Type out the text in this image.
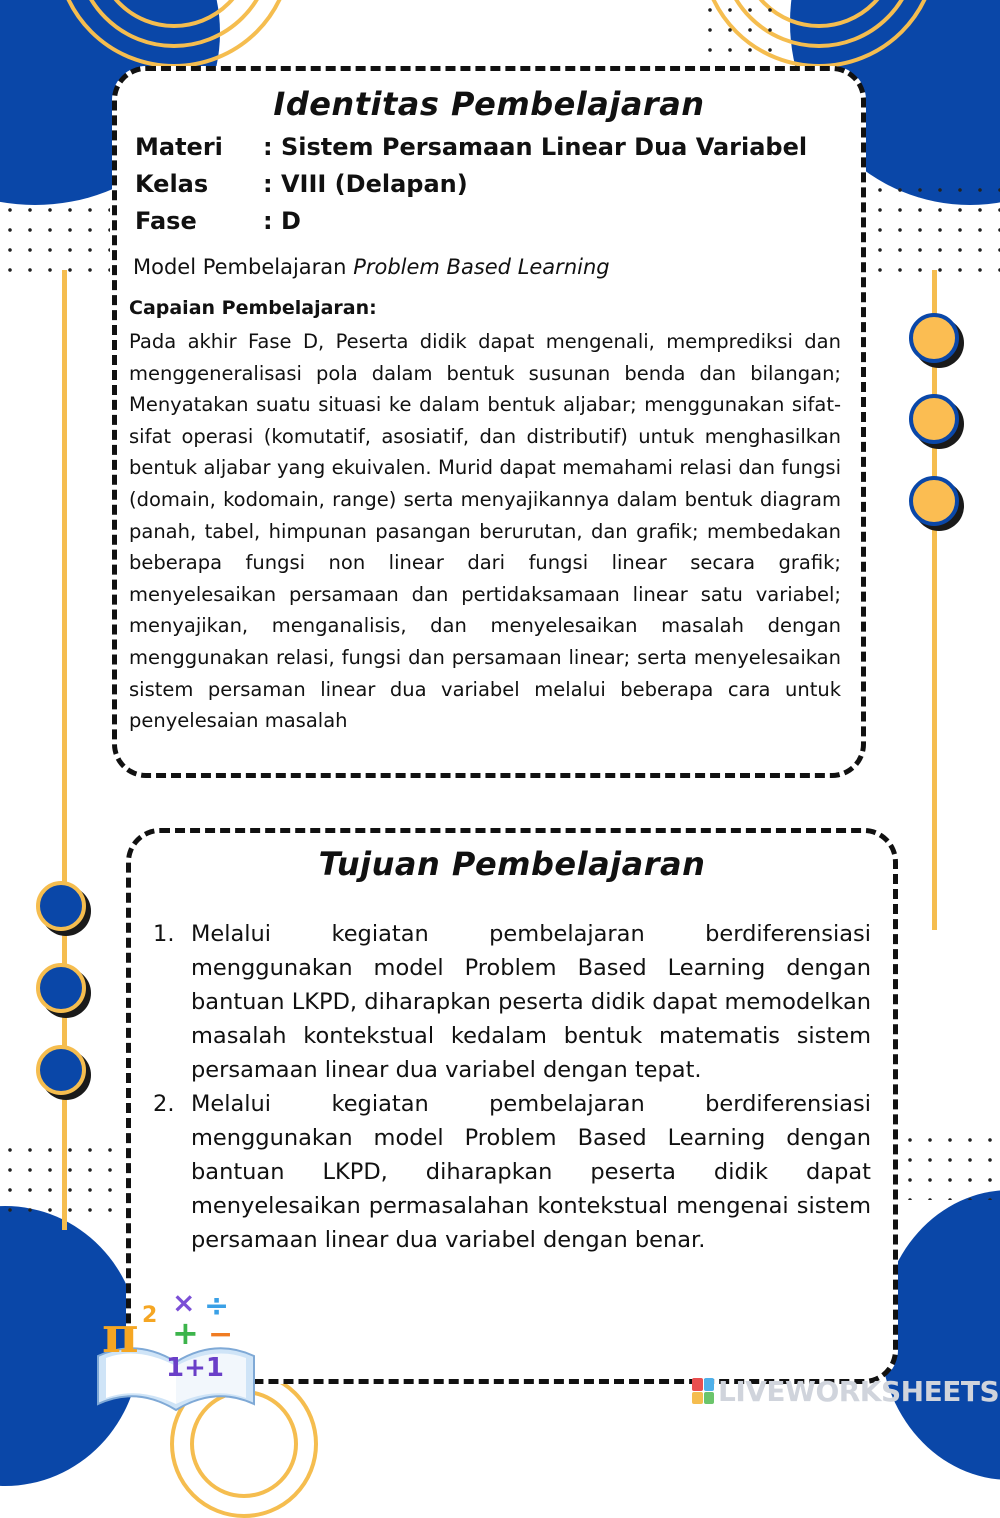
Identitas Pembelajaran
Materi : Sistem Persamaan Linear Dua Variabel
Kelas : VIII (Delapan)
Fase	: D
Model Pembelajaran Problem Based Learning
Capaian Pembelajaran:
Pada akhir Fase D, Peserta didik dapat mengenali, memprediksi dan menggeneralisasi pola dalam bentuk susunan benda dan bilangan; Menyatakan suatu situasi ke dalam bentuk aljabar; menggunakan sifat-sifat operasi (komutatif, asosiatif, dan distributif) untuk menghasilkan bentuk aljabar yang ekuivalen. Murid dapat memahami relasi dan fungsi (domain, kodomain, range) serta menyajikannya dalam bentuk diagram panah, tabel, himpunan pasangan berurutan, dan grafik; membedakan beberapa fungsi non linear dari fungsi linear secara grafik; menyelesaikan persamaan dan pertidaksamaan linear satu variabel; menyajikan, menganalisis, dan menyelesaikan masalah dengan menggunakan relasi, fungsi dan persamaan linear; serta menyelesaikan sistem persaman linear dua variabel melalui beberapa cara untuk penyelesaian masalah
Tujuan Pembelajaran
1. Melalui kegiatan pembelajaran berdiferensiasi menggunakan model Problem Based Learning dengan bantuan LKPD, diharapkan peserta didik dapat memodelkan masalah kontekstual kedalam bentuk matematis sistem persamaan linear dua variabel dengan tepat.
2. Melalui kegiatan pembelajaran berdiferensiasi menggunakan model Problem Based Learning dengan bantuan LKPD, diharapkan peserta didik dapat menyelesaikan permasalahan kontekstual mengenai sistem persamaan linear dua variabel dengan benar.
π 2 × ÷
+ −
1+1
LIVEWORKSHEETS
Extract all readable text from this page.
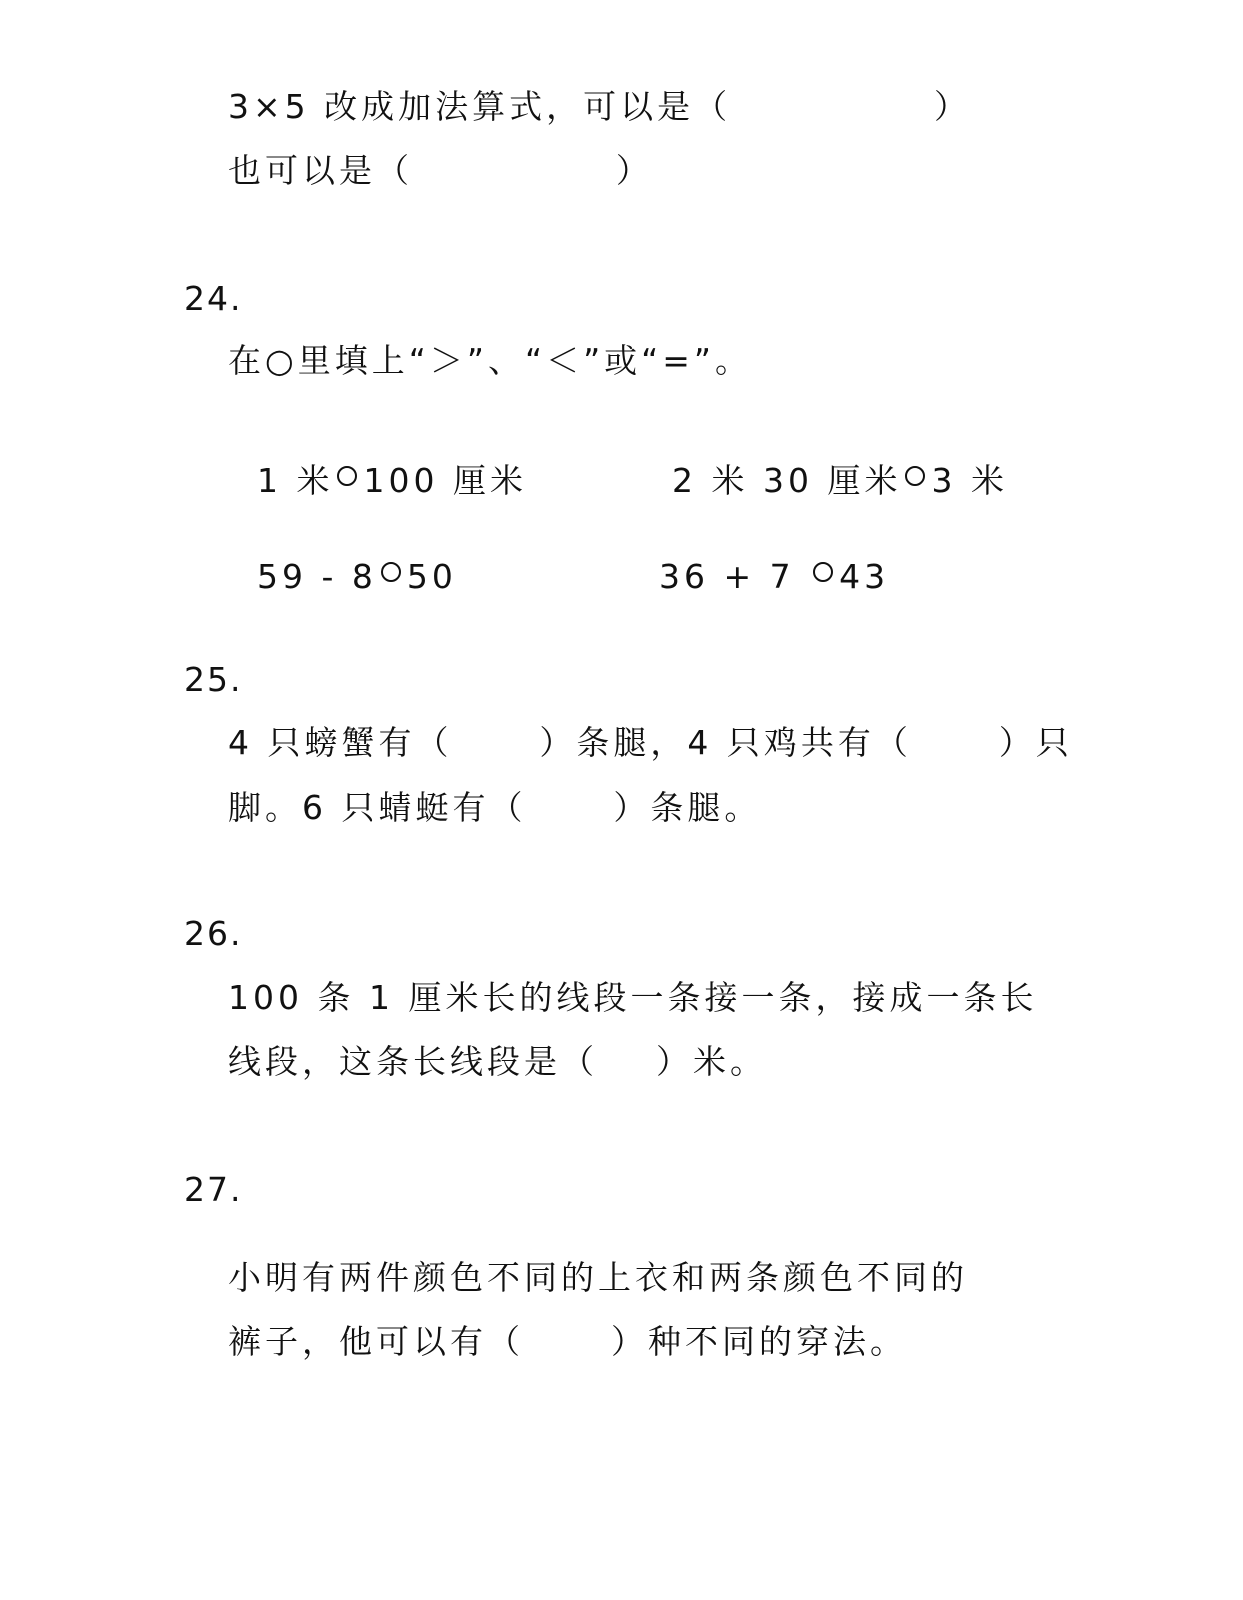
3×5 改成加法算式，可以是（              ）
也可以是（              ）
24.
在○里填上“＞”、“＜”或“=”。

1 米 100 厘米	2 米 30 厘米 3 米

59 - 8 50	36 + 7 43

25.
4 只螃蟹有（      ）条腿，4 只鸡共有（      ）只
脚。6 只蜻蜓有（      ）条腿。
26.
100 条 1 厘米长的线段一条接一条，接成一条长
线段，这条长线段是（    ）米。
27.
小明有两件颜色不同的上衣和两条颜色不同的
裤子，他可以有（      ）种不同的穿法。
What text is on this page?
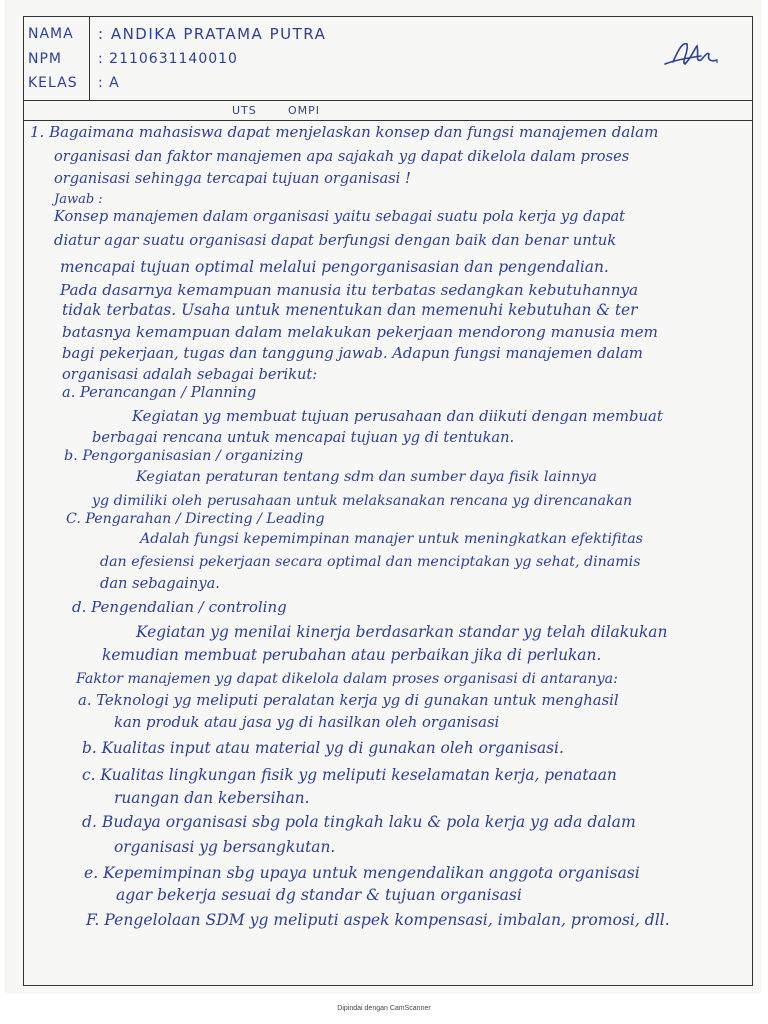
NAMA : ANDIKA PRATAMA PUTRA
NPM	: 2110631140010
KELAS : A
UTS	OMPI
1. Bagaimana mahasiswa dapat menjelaskan konsep dan fungsi manajemen dalam
organisasi dan faktor manajemen apa sajakah yg dapat dikelola dalam proses
organisasi sehingga tercapai tujuan organisasi !
Jawab :
Konsep manajemen dalam organisasi yaitu sebagai suatu pola kerja yg dapat
diatur agar suatu organisasi dapat berfungsi dengan baik dan benar untuk
mencapai tujuan optimal melalui pengorganisasian dan pengendalian.
Pada dasarnya kemampuan manusia itu terbatas sedangkan kebutuhannya
tidak terbatas. Usaha untuk menentukan dan memenuhi kebutuhan & ter
batasnya kemampuan dalam melakukan pekerjaan mendorong manusia mem
bagi pekerjaan, tugas dan tanggung jawab. Adapun fungsi manajemen dalam
organisasi adalah sebagai berikut:
a. Perancangan / Planning
Kegiatan yg membuat tujuan perusahaan dan diikuti dengan membuat
berbagai rencana untuk mencapai tujuan yg di tentukan.
b. Pengorganisasian / organizing
Kegiatan peraturan tentang sdm dan sumber daya fisik lainnya
yg dimiliki oleh perusahaan untuk melaksanakan rencana yg direncanakan
C. Pengarahan / Directing / Leading
Adalah fungsi kepemimpinan manajer untuk meningkatkan efektifitas
dan efesiensi pekerjaan secara optimal dan menciptakan yg sehat, dinamis
dan sebagainya.
d. Pengendalian / controling
Kegiatan yg menilai kinerja berdasarkan standar yg telah dilakukan
kemudian membuat perubahan atau perbaikan jika di perlukan.
Faktor manajemen yg dapat dikelola dalam proses organisasi di antaranya:
a. Teknologi yg meliputi peralatan kerja yg di gunakan untuk menghasil
kan produk atau jasa yg di hasilkan oleh organisasi
b. Kualitas input atau material yg di gunakan oleh organisasi.
c. Kualitas lingkungan fisik yg meliputi keselamatan kerja, penataan
ruangan dan kebersihan.
d. Budaya organisasi sbg pola tingkah laku & pola kerja yg ada dalam
organisasi yg bersangkutan.
e. Kepemimpinan sbg upaya untuk mengendalikan anggota organisasi
agar bekerja sesuai dg standar & tujuan organisasi
F. Pengelolaan SDM yg meliputi aspek kompensasi, imbalan, promosi, dll.
Dipindai dengan CamScanner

What is being asked: Your task is to collect every line above that contains the word "perusahaan".

Worked answer:
Kegiatan yg membuat tujuan perusahaan dan diikuti dengan membuat
yg dimiliki oleh perusahaan untuk melaksanakan rencana yg direncanakan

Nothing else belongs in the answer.